Dataset items
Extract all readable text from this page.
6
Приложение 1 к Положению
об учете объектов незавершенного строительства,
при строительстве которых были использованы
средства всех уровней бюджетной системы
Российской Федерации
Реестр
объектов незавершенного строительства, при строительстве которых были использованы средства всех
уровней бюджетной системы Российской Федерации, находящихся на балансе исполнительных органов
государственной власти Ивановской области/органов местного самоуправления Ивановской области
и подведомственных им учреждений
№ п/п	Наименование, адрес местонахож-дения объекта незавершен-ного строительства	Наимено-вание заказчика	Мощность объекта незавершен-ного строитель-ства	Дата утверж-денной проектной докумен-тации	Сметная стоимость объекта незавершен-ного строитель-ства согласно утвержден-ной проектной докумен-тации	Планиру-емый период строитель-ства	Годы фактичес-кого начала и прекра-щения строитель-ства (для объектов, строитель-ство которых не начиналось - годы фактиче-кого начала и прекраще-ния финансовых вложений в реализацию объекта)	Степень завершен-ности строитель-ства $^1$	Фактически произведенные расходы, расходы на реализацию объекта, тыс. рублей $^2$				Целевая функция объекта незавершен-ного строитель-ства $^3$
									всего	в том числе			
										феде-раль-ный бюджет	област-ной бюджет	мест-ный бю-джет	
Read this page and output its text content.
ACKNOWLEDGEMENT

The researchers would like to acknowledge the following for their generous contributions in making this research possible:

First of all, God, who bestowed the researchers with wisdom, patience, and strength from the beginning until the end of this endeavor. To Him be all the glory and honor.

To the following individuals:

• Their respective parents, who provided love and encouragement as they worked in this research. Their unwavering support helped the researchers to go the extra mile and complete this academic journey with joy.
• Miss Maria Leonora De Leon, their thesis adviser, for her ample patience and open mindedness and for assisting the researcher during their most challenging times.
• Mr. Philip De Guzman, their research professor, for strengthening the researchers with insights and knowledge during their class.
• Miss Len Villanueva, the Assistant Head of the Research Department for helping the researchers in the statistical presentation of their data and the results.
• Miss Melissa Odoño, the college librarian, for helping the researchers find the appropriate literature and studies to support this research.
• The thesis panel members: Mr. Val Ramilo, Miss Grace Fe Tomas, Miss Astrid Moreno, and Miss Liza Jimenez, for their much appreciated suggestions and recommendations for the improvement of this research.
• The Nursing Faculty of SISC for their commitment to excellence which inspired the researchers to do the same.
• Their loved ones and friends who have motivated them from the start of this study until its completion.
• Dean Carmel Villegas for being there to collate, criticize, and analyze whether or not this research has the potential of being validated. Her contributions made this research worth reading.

Task goal:
From the listing above, copy every line that includes the word "средства".

Result below:
средства всех уровней бюджетной системы
объектов незавершенного строительства, при строительстве которых были использованы средства всех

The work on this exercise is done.